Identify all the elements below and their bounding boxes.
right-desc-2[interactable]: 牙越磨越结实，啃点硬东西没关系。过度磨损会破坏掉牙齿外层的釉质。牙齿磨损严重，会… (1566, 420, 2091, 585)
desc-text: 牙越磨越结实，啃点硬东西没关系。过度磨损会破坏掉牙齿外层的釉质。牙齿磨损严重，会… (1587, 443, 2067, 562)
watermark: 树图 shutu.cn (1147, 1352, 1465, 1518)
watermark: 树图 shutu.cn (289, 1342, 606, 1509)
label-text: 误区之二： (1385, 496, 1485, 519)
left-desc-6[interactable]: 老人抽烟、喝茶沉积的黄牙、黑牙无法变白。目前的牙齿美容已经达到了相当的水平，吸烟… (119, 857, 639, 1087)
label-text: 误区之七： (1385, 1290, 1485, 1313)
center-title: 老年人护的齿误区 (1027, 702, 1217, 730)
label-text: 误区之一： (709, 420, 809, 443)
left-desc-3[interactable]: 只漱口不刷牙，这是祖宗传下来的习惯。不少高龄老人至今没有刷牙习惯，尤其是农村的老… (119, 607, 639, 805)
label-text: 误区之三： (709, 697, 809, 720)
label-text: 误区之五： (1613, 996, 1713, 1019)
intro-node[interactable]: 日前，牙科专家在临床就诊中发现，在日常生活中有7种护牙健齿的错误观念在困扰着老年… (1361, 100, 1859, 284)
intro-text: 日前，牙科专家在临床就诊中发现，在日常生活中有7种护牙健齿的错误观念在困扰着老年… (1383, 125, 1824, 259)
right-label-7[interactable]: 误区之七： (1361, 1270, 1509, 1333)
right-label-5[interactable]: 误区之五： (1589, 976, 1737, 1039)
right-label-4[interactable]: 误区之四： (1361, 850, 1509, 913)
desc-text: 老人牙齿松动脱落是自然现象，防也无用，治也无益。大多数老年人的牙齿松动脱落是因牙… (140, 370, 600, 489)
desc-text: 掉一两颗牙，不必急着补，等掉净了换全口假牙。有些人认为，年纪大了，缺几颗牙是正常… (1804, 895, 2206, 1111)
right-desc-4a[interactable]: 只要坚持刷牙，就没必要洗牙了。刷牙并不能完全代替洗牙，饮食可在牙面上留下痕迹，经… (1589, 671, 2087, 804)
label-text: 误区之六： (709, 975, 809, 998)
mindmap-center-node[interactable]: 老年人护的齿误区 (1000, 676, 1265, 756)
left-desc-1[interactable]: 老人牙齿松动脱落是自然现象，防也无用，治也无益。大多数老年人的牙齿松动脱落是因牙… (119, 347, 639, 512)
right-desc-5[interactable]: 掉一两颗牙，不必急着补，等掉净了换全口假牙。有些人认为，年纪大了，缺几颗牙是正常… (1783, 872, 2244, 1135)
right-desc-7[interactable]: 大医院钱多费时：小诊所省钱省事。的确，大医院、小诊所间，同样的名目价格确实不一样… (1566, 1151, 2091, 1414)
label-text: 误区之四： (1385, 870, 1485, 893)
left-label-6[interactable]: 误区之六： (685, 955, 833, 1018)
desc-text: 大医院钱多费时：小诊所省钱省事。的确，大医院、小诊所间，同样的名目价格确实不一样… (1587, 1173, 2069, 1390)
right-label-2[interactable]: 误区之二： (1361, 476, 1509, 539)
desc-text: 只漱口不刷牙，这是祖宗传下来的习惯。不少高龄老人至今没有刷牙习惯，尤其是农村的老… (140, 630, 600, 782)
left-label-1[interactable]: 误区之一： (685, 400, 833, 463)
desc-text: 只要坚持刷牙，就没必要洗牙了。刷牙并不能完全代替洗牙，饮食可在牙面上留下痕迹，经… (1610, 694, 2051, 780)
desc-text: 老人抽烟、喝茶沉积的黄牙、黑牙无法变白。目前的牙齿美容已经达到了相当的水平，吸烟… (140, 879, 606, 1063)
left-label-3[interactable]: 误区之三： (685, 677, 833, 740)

# # # #

→ **GIVEN INSTRUCTION**: Write out every line of the listing above word for word, keeping the same order.

→ **COMPLETE OUTPUT**:
Identify all the elements below and their bounding boxes.
right-desc-2[interactable]: 牙越磨越结实，啃点硬东西没关系。过度磨损会破坏掉牙齿外层的釉质。牙齿磨损严重，会… (1566, 420, 2091, 585)
desc-text: 牙越磨越结实，啃点硬东西没关系。过度磨损会破坏掉牙齿外层的釉质。牙齿磨损严重，会… (1587, 443, 2067, 562)
watermark: 树图 shutu.cn (1147, 1352, 1465, 1518)
watermark: 树图 shutu.cn (289, 1342, 606, 1509)
label-text: 误区之二： (1385, 496, 1485, 519)
left-desc-6[interactable]: 老人抽烟、喝茶沉积的黄牙、黑牙无法变白。目前的牙齿美容已经达到了相当的水平，吸烟… (119, 857, 639, 1087)
label-text: 误区之七： (1385, 1290, 1485, 1313)
center-title: 老年人护的齿误区 (1027, 702, 1217, 730)
label-text: 误区之一： (709, 420, 809, 443)
left-desc-3[interactable]: 只漱口不刷牙，这是祖宗传下来的习惯。不少高龄老人至今没有刷牙习惯，尤其是农村的老… (119, 607, 639, 805)
label-text: 误区之三： (709, 697, 809, 720)
label-text: 误区之五： (1613, 996, 1713, 1019)
intro-node[interactable]: 日前，牙科专家在临床就诊中发现，在日常生活中有7种护牙健齿的错误观念在困扰着老年… (1361, 100, 1859, 284)
intro-text: 日前，牙科专家在临床就诊中发现，在日常生活中有7种护牙健齿的错误观念在困扰着老年… (1383, 125, 1824, 259)
right-label-7[interactable]: 误区之七： (1361, 1270, 1509, 1333)
right-label-5[interactable]: 误区之五： (1589, 976, 1737, 1039)
right-label-4[interactable]: 误区之四： (1361, 850, 1509, 913)
desc-text: 老人牙齿松动脱落是自然现象，防也无用，治也无益。大多数老年人的牙齿松动脱落是因牙… (140, 370, 600, 489)
desc-text: 掉一两颗牙，不必急着补，等掉净了换全口假牙。有些人认为，年纪大了，缺几颗牙是正常… (1804, 895, 2206, 1111)
right-desc-4a[interactable]: 只要坚持刷牙，就没必要洗牙了。刷牙并不能完全代替洗牙，饮食可在牙面上留下痕迹，经… (1589, 671, 2087, 804)
label-text: 误区之六： (709, 975, 809, 998)
mindmap-center-node[interactable]: 老年人护的齿误区 (1000, 676, 1265, 756)
left-desc-1[interactable]: 老人牙齿松动脱落是自然现象，防也无用，治也无益。大多数老年人的牙齿松动脱落是因牙… (119, 347, 639, 512)
right-desc-5[interactable]: 掉一两颗牙，不必急着补，等掉净了换全口假牙。有些人认为，年纪大了，缺几颗牙是正常… (1783, 872, 2244, 1135)
right-desc-7[interactable]: 大医院钱多费时：小诊所省钱省事。的确，大医院、小诊所间，同样的名目价格确实不一样… (1566, 1151, 2091, 1414)
label-text: 误区之四： (1385, 870, 1485, 893)
left-label-6[interactable]: 误区之六： (685, 955, 833, 1018)
desc-text: 大医院钱多费时：小诊所省钱省事。的确，大医院、小诊所间，同样的名目价格确实不一样… (1587, 1173, 2069, 1390)
right-label-2[interactable]: 误区之二： (1361, 476, 1509, 539)
desc-text: 只漱口不刷牙，这是祖宗传下来的习惯。不少高龄老人至今没有刷牙习惯，尤其是农村的老… (140, 630, 600, 782)
left-label-1[interactable]: 误区之一： (685, 400, 833, 463)
desc-text: 只要坚持刷牙，就没必要洗牙了。刷牙并不能完全代替洗牙，饮食可在牙面上留下痕迹，经… (1610, 694, 2051, 780)
desc-text: 老人抽烟、喝茶沉积的黄牙、黑牙无法变白。目前的牙齿美容已经达到了相当的水平，吸烟… (140, 879, 606, 1063)
left-label-3[interactable]: 误区之三： (685, 677, 833, 740)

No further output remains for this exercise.